■ EXERCISE INPUT ■
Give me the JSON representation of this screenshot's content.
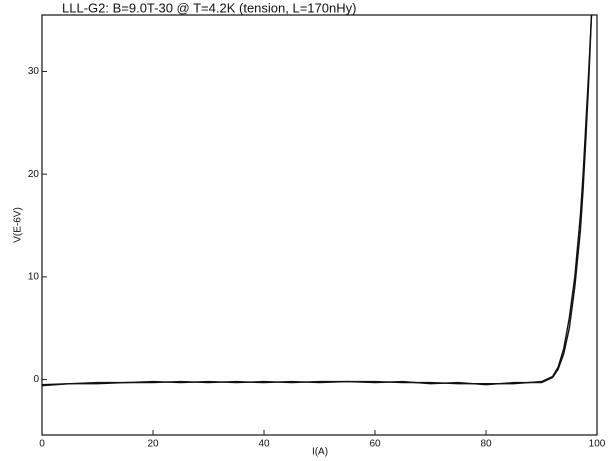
{
  "chart_data": {
    "type": "line",
    "title": "LLL-G2: B=9.0T-30 @ T=4.2K (tension, L=170nHy)",
    "y_label": "V(E-6V)",
    "x_label": "I(A)",
    "x": [
      0,
      5,
      10,
      15,
      20,
      25,
      30,
      35,
      40,
      45,
      50,
      55,
      60,
      65,
      70,
      75,
      80,
      85,
      90,
      92,
      93,
      94,
      95,
      96,
      97,
      97.5,
      98,
      98.5,
      99
    ],
    "series": [
      {
        "color": "#111111",
        "values": [
          -0.6,
          -0.4,
          -0.3,
          -0.3,
          -0.2,
          -0.3,
          -0.2,
          -0.3,
          -0.2,
          -0.3,
          -0.2,
          -0.2,
          -0.2,
          -0.3,
          -0.3,
          -0.4,
          -0.4,
          -0.4,
          -0.2,
          0.3,
          1.2,
          3,
          6,
          10,
          16,
          20,
          25,
          30,
          35.5
        ]
      },
      {
        "color": "#111111",
        "values": [
          -0.5,
          -0.4,
          -0.4,
          -0.3,
          -0.3,
          -0.2,
          -0.3,
          -0.2,
          -0.3,
          -0.2,
          -0.3,
          -0.2,
          -0.3,
          -0.2,
          -0.4,
          -0.3,
          -0.5,
          -0.3,
          -0.3,
          0.2,
          1,
          2.5,
          5,
          9,
          14.5,
          18.5,
          23.5,
          29,
          35.5
        ]
      }
    ],
    "xlim": [
      0,
      100
    ],
    "ylim": [
      -5.4,
      35.5
    ],
    "xticks": [
      0,
      20,
      40,
      60,
      80,
      100
    ],
    "yticks": [
      0,
      10,
      20,
      30
    ]
  }
}
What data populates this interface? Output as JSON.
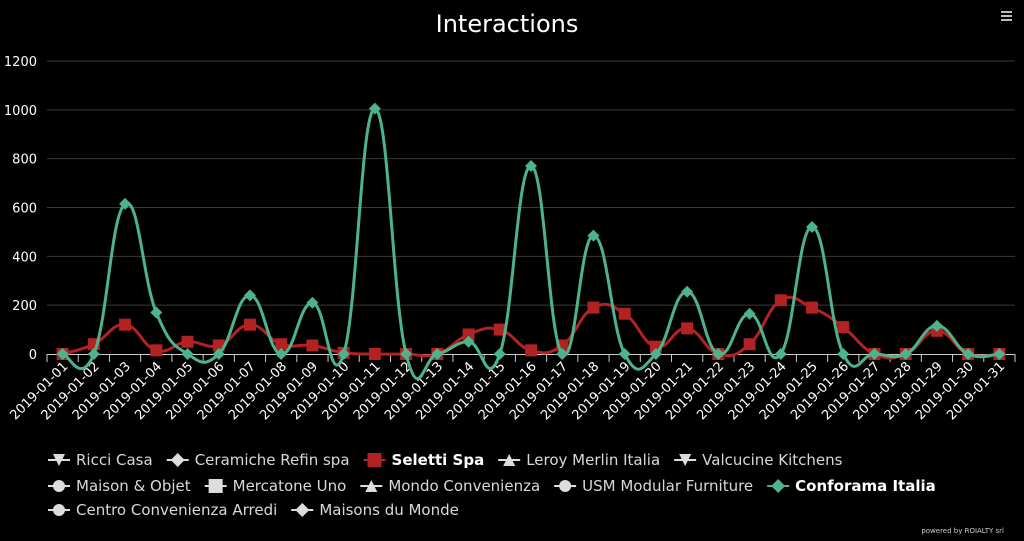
{
  "chart_data": {
    "type": "line",
    "title": "Interactions",
    "xlabel": "",
    "ylabel": "",
    "ylim": [
      0,
      1200
    ],
    "yticks": [
      0,
      200,
      400,
      600,
      800,
      1000,
      1200
    ],
    "grid": true,
    "legend_position": "bottom",
    "categories": [
      "2019-01-01",
      "2019-01-02",
      "2019-01-03",
      "2019-01-04",
      "2019-01-05",
      "2019-01-06",
      "2019-01-07",
      "2019-01-08",
      "2019-01-09",
      "2019-01-10",
      "2019-01-11",
      "2019-01-12",
      "2019-01-13",
      "2019-01-14",
      "2019-01-15",
      "2019-01-16",
      "2019-01-17",
      "2019-01-18",
      "2019-01-19",
      "2019-01-20",
      "2019-01-21",
      "2019-01-22",
      "2019-01-23",
      "2019-01-24",
      "2019-01-25",
      "2019-01-26",
      "2019-01-27",
      "2019-01-28",
      "2019-01-29",
      "2019-01-30",
      "2019-01-31"
    ],
    "series": [
      {
        "name": "Seletti Spa",
        "color": "#b22222",
        "marker": "square",
        "visible": true,
        "values": [
          0,
          40,
          120,
          15,
          50,
          35,
          120,
          40,
          35,
          5,
          0,
          0,
          0,
          80,
          100,
          15,
          35,
          190,
          165,
          30,
          105,
          0,
          40,
          220,
          190,
          110,
          0,
          0,
          95,
          0,
          0
        ]
      },
      {
        "name": "Conforama Italia",
        "color": "#4cb38c",
        "marker": "diamond",
        "visible": true,
        "values": [
          0,
          0,
          615,
          170,
          0,
          0,
          240,
          0,
          210,
          0,
          1005,
          0,
          0,
          50,
          0,
          770,
          0,
          485,
          0,
          0,
          255,
          0,
          165,
          0,
          520,
          0,
          0,
          0,
          115,
          0,
          0
        ]
      }
    ],
    "legend": [
      {
        "name": "Ricci Casa",
        "marker": "triangle-down",
        "color": "#dddddd",
        "active": false
      },
      {
        "name": "Ceramiche Refin spa",
        "marker": "diamond",
        "color": "#dddddd",
        "active": false
      },
      {
        "name": "Seletti Spa",
        "marker": "square",
        "color": "#b22222",
        "active": true
      },
      {
        "name": "Leroy Merlin Italia",
        "marker": "triangle",
        "color": "#dddddd",
        "active": false
      },
      {
        "name": "Valcucine Kitchens",
        "marker": "triangle-down",
        "color": "#dddddd",
        "active": false
      },
      {
        "name": "Maison & Objet",
        "marker": "circle",
        "color": "#dddddd",
        "active": false
      },
      {
        "name": "Mercatone Uno",
        "marker": "square",
        "color": "#dddddd",
        "active": false
      },
      {
        "name": "Mondo Convenienza",
        "marker": "triangle",
        "color": "#dddddd",
        "active": false
      },
      {
        "name": "USM Modular Furniture",
        "marker": "circle",
        "color": "#dddddd",
        "active": false
      },
      {
        "name": "Conforama Italia",
        "marker": "diamond",
        "color": "#4cb38c",
        "active": true
      },
      {
        "name": "Centro Convenienza Arredi",
        "marker": "circle",
        "color": "#dddddd",
        "active": false
      },
      {
        "name": "Maisons du Monde",
        "marker": "diamond",
        "color": "#dddddd",
        "active": false
      }
    ]
  },
  "credit": "powered by ROIALTY srl",
  "menu_icon": "hamburger-menu-icon"
}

■ STATED TASK ■
Print all of the records shown above exactly, leaving out each picture.

■ TASK RESULT ■
Give me the JSON representation of this screenshot's content.
{
  "chart_data": {
    "type": "line",
    "title": "LLL-G2: B=9.0T-30 @ T=4.2K (tension, L=170nHy)",
    "y_label": "V(E-6V)",
    "x_label": "I(A)",
    "x": [
      0,
      5,
      10,
      15,
      20,
      25,
      30,
      35,
      40,
      45,
      50,
      55,
      60,
      65,
      70,
      75,
      80,
      85,
      90,
      92,
      93,
      94,
      95,
      96,
      97,
      97.5,
      98,
      98.5,
      99
    ],
    "series": [
      {
        "color": "#111111",
        "values": [
          -0.6,
          -0.4,
          -0.3,
          -0.3,
          -0.2,
          -0.3,
          -0.2,
          -0.3,
          -0.2,
          -0.3,
          -0.2,
          -0.2,
          -0.2,
          -0.3,
          -0.3,
          -0.4,
          -0.4,
          -0.4,
          -0.2,
          0.3,
          1.2,
          3,
          6,
          10,
          16,
          20,
          25,
          30,
          35.5
        ]
      },
      {
        "color": "#111111",
        "values": [
          -0.5,
          -0.4,
          -0.4,
          -0.3,
          -0.3,
          -0.2,
          -0.3,
          -0.2,
          -0.3,
          -0.2,
          -0.3,
          -0.2,
          -0.3,
          -0.2,
          -0.4,
          -0.3,
          -0.5,
          -0.3,
          -0.3,
          0.2,
          1,
          2.5,
          5,
          9,
          14.5,
          18.5,
          23.5,
          29,
          35.5
        ]
      }
    ],
    "xlim": [
      0,
      100
    ],
    "ylim": [
      -5.4,
      35.5
    ],
    "xticks": [
      0,
      20,
      40,
      60,
      80,
      100
    ],
    "yticks": [
      0,
      10,
      20,
      30
    ]
  }
}
What data populates this interface? Output as JSON.
{
  "chart_data": {
    "type": "line",
    "title": "Interactions",
    "xlabel": "",
    "ylabel": "",
    "ylim": [
      0,
      1200
    ],
    "yticks": [
      0,
      200,
      400,
      600,
      800,
      1000,
      1200
    ],
    "grid": true,
    "legend_position": "bottom",
    "categories": [
      "2019-01-01",
      "2019-01-02",
      "2019-01-03",
      "2019-01-04",
      "2019-01-05",
      "2019-01-06",
      "2019-01-07",
      "2019-01-08",
      "2019-01-09",
      "2019-01-10",
      "2019-01-11",
      "2019-01-12",
      "2019-01-13",
      "2019-01-14",
      "2019-01-15",
      "2019-01-16",
      "2019-01-17",
      "2019-01-18",
      "2019-01-19",
      "2019-01-20",
      "2019-01-21",
      "2019-01-22",
      "2019-01-23",
      "2019-01-24",
      "2019-01-25",
      "2019-01-26",
      "2019-01-27",
      "2019-01-28",
      "2019-01-29",
      "2019-01-30",
      "2019-01-31"
    ],
    "series": [
      {
        "name": "Seletti Spa",
        "color": "#b22222",
        "marker": "square",
        "visible": true,
        "values": [
          0,
          40,
          120,
          15,
          50,
          35,
          120,
          40,
          35,
          5,
          0,
          0,
          0,
          80,
          100,
          15,
          35,
          190,
          165,
          30,
          105,
          0,
          40,
          220,
          190,
          110,
          0,
          0,
          95,
          0,
          0
        ]
      },
      {
        "name": "Conforama Italia",
        "color": "#4cb38c",
        "marker": "diamond",
        "visible": true,
        "values": [
          0,
          0,
          615,
          170,
          0,
          0,
          240,
          0,
          210,
          0,
          1005,
          0,
          0,
          50,
          0,
          770,
          0,
          485,
          0,
          0,
          255,
          0,
          165,
          0,
          520,
          0,
          0,
          0,
          115,
          0,
          0
        ]
      }
    ],
    "legend": [
      {
        "name": "Ricci Casa",
        "marker": "triangle-down",
        "color": "#dddddd",
        "active": false
      },
      {
        "name": "Ceramiche Refin spa",
        "marker": "diamond",
        "color": "#dddddd",
        "active": false
      },
      {
        "name": "Seletti Spa",
        "marker": "square",
        "color": "#b22222",
        "active": true
      },
      {
        "name": "Leroy Merlin Italia",
        "marker": "triangle",
        "color": "#dddddd",
        "active": false
      },
      {
        "name": "Valcucine Kitchens",
        "marker": "triangle-down",
        "color": "#dddddd",
        "active": false
      },
      {
        "name": "Maison & Objet",
        "marker": "circle",
        "color": "#dddddd",
        "active": false
      },
      {
        "name": "Mercatone Uno",
        "marker": "square",
        "color": "#dddddd",
        "active": false
      },
      {
        "name": "Mondo Convenienza",
        "marker": "triangle",
        "color": "#dddddd",
        "active": false
      },
      {
        "name": "USM Modular Furniture",
        "marker": "circle",
        "color": "#dddddd",
        "active": false
      },
      {
        "name": "Conforama Italia",
        "marker": "diamond",
        "color": "#4cb38c",
        "active": true
      },
      {
        "name": "Centro Convenienza Arredi",
        "marker": "circle",
        "color": "#dddddd",
        "active": false
      },
      {
        "name": "Maisons du Monde",
        "marker": "diamond",
        "color": "#dddddd",
        "active": false
      }
    ]
  },
  "credit": "powered by ROIALTY srl",
  "menu_icon": "hamburger-menu-icon"
}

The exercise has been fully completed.